--- Information supplied ---

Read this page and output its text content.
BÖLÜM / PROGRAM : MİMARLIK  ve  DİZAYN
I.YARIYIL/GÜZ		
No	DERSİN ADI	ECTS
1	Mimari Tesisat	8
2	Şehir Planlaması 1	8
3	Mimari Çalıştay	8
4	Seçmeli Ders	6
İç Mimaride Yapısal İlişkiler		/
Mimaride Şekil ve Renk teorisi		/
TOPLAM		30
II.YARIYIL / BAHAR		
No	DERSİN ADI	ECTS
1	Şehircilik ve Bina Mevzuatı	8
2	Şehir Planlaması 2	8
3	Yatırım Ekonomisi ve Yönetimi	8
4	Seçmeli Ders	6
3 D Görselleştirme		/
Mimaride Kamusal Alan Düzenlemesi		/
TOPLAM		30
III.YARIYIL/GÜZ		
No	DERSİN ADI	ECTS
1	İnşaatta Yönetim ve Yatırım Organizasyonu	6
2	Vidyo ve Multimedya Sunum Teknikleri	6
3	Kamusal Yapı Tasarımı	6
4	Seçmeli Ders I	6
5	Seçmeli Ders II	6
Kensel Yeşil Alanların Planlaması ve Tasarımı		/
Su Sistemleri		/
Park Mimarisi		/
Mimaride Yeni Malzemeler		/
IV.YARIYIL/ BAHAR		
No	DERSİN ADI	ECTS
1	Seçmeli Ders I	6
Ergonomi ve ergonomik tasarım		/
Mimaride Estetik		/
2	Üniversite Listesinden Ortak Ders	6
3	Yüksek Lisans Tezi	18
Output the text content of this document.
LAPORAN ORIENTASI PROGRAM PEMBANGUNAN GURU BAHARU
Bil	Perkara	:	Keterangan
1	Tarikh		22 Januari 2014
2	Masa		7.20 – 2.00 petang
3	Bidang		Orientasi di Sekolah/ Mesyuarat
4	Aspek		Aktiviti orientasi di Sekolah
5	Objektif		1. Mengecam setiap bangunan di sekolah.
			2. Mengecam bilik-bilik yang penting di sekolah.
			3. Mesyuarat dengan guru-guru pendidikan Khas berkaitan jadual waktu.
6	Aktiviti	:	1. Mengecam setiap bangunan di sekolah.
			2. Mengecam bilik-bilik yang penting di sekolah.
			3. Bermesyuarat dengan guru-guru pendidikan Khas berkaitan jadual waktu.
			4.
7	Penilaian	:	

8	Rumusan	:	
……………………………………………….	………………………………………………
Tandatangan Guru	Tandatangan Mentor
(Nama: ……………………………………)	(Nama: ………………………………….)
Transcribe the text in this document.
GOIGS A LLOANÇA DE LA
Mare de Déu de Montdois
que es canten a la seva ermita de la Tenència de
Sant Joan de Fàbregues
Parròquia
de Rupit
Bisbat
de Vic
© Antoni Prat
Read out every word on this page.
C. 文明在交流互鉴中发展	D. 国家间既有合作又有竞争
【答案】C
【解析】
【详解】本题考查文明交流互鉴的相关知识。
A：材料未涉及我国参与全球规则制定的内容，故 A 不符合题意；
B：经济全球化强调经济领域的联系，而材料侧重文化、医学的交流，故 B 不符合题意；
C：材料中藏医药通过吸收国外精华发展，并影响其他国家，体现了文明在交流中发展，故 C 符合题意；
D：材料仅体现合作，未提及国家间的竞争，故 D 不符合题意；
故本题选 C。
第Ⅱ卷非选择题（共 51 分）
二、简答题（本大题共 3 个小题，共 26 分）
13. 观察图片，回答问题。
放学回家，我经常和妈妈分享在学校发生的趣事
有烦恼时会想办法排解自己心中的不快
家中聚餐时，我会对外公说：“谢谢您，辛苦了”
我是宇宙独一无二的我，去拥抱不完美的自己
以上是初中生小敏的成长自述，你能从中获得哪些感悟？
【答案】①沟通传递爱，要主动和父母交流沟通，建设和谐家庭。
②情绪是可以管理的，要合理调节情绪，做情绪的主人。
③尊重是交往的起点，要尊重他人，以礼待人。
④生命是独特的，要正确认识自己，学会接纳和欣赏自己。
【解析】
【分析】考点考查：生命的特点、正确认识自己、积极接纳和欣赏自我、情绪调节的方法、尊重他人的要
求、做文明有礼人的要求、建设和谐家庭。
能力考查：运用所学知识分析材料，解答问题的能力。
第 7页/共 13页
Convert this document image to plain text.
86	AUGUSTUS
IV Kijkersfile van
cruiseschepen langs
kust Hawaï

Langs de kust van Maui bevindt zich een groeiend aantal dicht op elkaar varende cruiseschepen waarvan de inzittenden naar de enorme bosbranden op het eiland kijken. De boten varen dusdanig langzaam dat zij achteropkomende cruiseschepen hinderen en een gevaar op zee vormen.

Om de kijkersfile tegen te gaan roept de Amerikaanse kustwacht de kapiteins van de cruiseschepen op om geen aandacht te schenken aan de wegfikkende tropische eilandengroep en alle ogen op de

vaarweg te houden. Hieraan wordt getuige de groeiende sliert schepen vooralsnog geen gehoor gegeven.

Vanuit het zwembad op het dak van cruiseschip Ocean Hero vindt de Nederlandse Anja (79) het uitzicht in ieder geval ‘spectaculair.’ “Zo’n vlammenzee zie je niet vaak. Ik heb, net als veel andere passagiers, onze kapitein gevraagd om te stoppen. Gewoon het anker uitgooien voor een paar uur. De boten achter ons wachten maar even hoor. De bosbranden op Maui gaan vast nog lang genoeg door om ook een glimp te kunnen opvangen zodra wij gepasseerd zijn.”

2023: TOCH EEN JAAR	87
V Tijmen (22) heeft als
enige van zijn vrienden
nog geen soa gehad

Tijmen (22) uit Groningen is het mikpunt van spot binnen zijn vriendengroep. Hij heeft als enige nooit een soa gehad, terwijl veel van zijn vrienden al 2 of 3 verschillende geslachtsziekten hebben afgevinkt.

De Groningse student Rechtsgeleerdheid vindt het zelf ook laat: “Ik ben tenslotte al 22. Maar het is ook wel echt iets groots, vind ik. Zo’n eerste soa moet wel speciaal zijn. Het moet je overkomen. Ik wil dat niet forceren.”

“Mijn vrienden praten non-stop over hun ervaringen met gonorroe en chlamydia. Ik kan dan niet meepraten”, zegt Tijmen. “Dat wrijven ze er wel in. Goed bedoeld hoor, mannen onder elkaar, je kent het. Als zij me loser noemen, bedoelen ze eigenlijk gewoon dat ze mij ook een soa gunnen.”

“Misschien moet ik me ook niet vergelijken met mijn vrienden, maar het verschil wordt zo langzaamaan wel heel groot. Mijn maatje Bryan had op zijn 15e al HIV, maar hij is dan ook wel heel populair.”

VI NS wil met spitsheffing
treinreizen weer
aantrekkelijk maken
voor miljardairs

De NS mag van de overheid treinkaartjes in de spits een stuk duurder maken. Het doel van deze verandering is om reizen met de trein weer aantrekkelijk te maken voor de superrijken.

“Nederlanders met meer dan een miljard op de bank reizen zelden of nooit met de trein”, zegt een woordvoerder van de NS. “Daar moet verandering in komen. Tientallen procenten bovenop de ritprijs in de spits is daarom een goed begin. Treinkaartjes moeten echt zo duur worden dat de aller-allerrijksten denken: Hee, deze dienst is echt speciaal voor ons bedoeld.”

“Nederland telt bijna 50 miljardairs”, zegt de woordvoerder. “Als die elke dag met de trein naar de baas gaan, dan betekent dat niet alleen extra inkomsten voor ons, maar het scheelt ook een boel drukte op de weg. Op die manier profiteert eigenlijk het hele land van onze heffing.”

---

_Directions_
Return every entry verbatim.

_Answer to the problem_
Read this page and output its text content.
BÖLÜM / PROGRAM : MİMARLIK  ve  DİZAYN
I.YARIYIL/GÜZ		
No	DERSİN ADI	ECTS
1	Mimari Tesisat	8
2	Şehir Planlaması 1	8
3	Mimari Çalıştay	8
4	Seçmeli Ders	6
İç Mimaride Yapısal İlişkiler		/
Mimaride Şekil ve Renk teorisi		/
TOPLAM		30
II.YARIYIL / BAHAR		
No	DERSİN ADI	ECTS
1	Şehircilik ve Bina Mevzuatı	8
2	Şehir Planlaması 2	8
3	Yatırım Ekonomisi ve Yönetimi	8
4	Seçmeli Ders	6
3 D Görselleştirme		/
Mimaride Kamusal Alan Düzenlemesi		/
TOPLAM		30
III.YARIYIL/GÜZ		
No	DERSİN ADI	ECTS
1	İnşaatta Yönetim ve Yatırım Organizasyonu	6
2	Vidyo ve Multimedya Sunum Teknikleri	6
3	Kamusal Yapı Tasarımı	6
4	Seçmeli Ders I	6
5	Seçmeli Ders II	6
Kensel Yeşil Alanların Planlaması ve Tasarımı		/
Su Sistemleri		/
Park Mimarisi		/
Mimaride Yeni Malzemeler		/
IV.YARIYIL/ BAHAR		
No	DERSİN ADI	ECTS
1	Seçmeli Ders I	6
Ergonomi ve ergonomik tasarım		/
Mimaride Estetik		/
2	Üniversite Listesinden Ortak Ders	6
3	Yüksek Lisans Tezi	18
Output the text content of this document.
LAPORAN ORIENTASI PROGRAM PEMBANGUNAN GURU BAHARU
Bil	Perkara	:	Keterangan
1	Tarikh		22 Januari 2014
2	Masa		7.20 – 2.00 petang
3	Bidang		Orientasi di Sekolah/ Mesyuarat
4	Aspek		Aktiviti orientasi di Sekolah
5	Objektif		1. Mengecam setiap bangunan di sekolah.
			2. Mengecam bilik-bilik yang penting di sekolah.
			3. Mesyuarat dengan guru-guru pendidikan Khas berkaitan jadual waktu.
6	Aktiviti	:	1. Mengecam setiap bangunan di sekolah.
			2. Mengecam bilik-bilik yang penting di sekolah.
			3. Bermesyuarat dengan guru-guru pendidikan Khas berkaitan jadual waktu.
			4.
7	Penilaian	:	

8	Rumusan	:	
……………………………………………….	………………………………………………
Tandatangan Guru	Tandatangan Mentor
(Nama: ……………………………………)	(Nama: ………………………………….)
Transcribe the text in this document.
GOIGS A LLOANÇA DE LA
Mare de Déu de Montdois
que es canten a la seva ermita de la Tenència de
Sant Joan de Fàbregues
Parròquia
de Rupit
Bisbat
de Vic
© Antoni Prat
Read out every word on this page.
C. 文明在交流互鉴中发展	D. 国家间既有合作又有竞争
【答案】C
【解析】
【详解】本题考查文明交流互鉴的相关知识。
A：材料未涉及我国参与全球规则制定的内容，故 A 不符合题意；
B：经济全球化强调经济领域的联系，而材料侧重文化、医学的交流，故 B 不符合题意；
C：材料中藏医药通过吸收国外精华发展，并影响其他国家，体现了文明在交流中发展，故 C 符合题意；
D：材料仅体现合作，未提及国家间的竞争，故 D 不符合题意；
故本题选 C。
第Ⅱ卷非选择题（共 51 分）
二、简答题（本大题共 3 个小题，共 26 分）
13. 观察图片，回答问题。
放学回家，我经常和妈妈分享在学校发生的趣事
有烦恼时会想办法排解自己心中的不快
家中聚餐时，我会对外公说：“谢谢您，辛苦了”
我是宇宙独一无二的我，去拥抱不完美的自己
以上是初中生小敏的成长自述，你能从中获得哪些感悟？
【答案】①沟通传递爱，要主动和父母交流沟通，建设和谐家庭。
②情绪是可以管理的，要合理调节情绪，做情绪的主人。
③尊重是交往的起点，要尊重他人，以礼待人。
④生命是独特的，要正确认识自己，学会接纳和欣赏自己。
【解析】
【分析】考点考查：生命的特点、正确认识自己、积极接纳和欣赏自我、情绪调节的方法、尊重他人的要
求、做文明有礼人的要求、建设和谐家庭。
能力考查：运用所学知识分析材料，解答问题的能力。
第 7页/共 13页
Convert this document image to plain text.
86	AUGUSTUS
IV Kijkersfile van
cruiseschepen langs
kust Hawaï

Langs de kust van Maui bevindt zich een groeiend aantal dicht op elkaar varende cruiseschepen waarvan de inzittenden naar de enorme bosbranden op het eiland kijken. De boten varen dusdanig langzaam dat zij achteropkomende cruiseschepen hinderen en een gevaar op zee vormen.

Om de kijkersfile tegen te gaan roept de Amerikaanse kustwacht de kapiteins van de cruiseschepen op om geen aandacht te schenken aan de wegfikkende tropische eilandengroep en alle ogen op de

vaarweg te houden. Hieraan wordt getuige de groeiende sliert schepen vooralsnog geen gehoor gegeven.

Vanuit het zwembad op het dak van cruiseschip Ocean Hero vindt de Nederlandse Anja (79) het uitzicht in ieder geval ‘spectaculair.’ “Zo’n vlammenzee zie je niet vaak. Ik heb, net als veel andere passagiers, onze kapitein gevraagd om te stoppen. Gewoon het anker uitgooien voor een paar uur. De boten achter ons wachten maar even hoor. De bosbranden op Maui gaan vast nog lang genoeg door om ook een glimp te kunnen opvangen zodra wij gepasseerd zijn.”

2023: TOCH EEN JAAR	87
V Tijmen (22) heeft als
enige van zijn vrienden
nog geen soa gehad

Tijmen (22) uit Groningen is het mikpunt van spot binnen zijn vriendengroep. Hij heeft als enige nooit een soa gehad, terwijl veel van zijn vrienden al 2 of 3 verschillende geslachtsziekten hebben afgevinkt.

De Groningse student Rechtsgeleerdheid vindt het zelf ook laat: “Ik ben tenslotte al 22. Maar het is ook wel echt iets groots, vind ik. Zo’n eerste soa moet wel speciaal zijn. Het moet je overkomen. Ik wil dat niet forceren.”

“Mijn vrienden praten non-stop over hun ervaringen met gonorroe en chlamydia. Ik kan dan niet meepraten”, zegt Tijmen. “Dat wrijven ze er wel in. Goed bedoeld hoor, mannen onder elkaar, je kent het. Als zij me loser noemen, bedoelen ze eigenlijk gewoon dat ze mij ook een soa gunnen.”

“Misschien moet ik me ook niet vergelijken met mijn vrienden, maar het verschil wordt zo langzaamaan wel heel groot. Mijn maatje Bryan had op zijn 15e al HIV, maar hij is dan ook wel heel populair.”

VI NS wil met spitsheffing
treinreizen weer
aantrekkelijk maken
voor miljardairs

De NS mag van de overheid treinkaartjes in de spits een stuk duurder maken. Het doel van deze verandering is om reizen met de trein weer aantrekkelijk te maken voor de superrijken.

“Nederlanders met meer dan een miljard op de bank reizen zelden of nooit met de trein”, zegt een woordvoerder van de NS. “Daar moet verandering in komen. Tientallen procenten bovenop de ritprijs in de spits is daarom een goed begin. Treinkaartjes moeten echt zo duur worden dat de aller-allerrijksten denken: Hee, deze dienst is echt speciaal voor ons bedoeld.”

“Nederland telt bijna 50 miljardairs”, zegt de woordvoerder. “Als die elke dag met de trein naar de baas gaan, dan betekent dat niet alleen extra inkomsten voor ons, maar het scheelt ook een boel drukte op de weg. Op die manier profiteert eigenlijk het hele land van onze heffing.”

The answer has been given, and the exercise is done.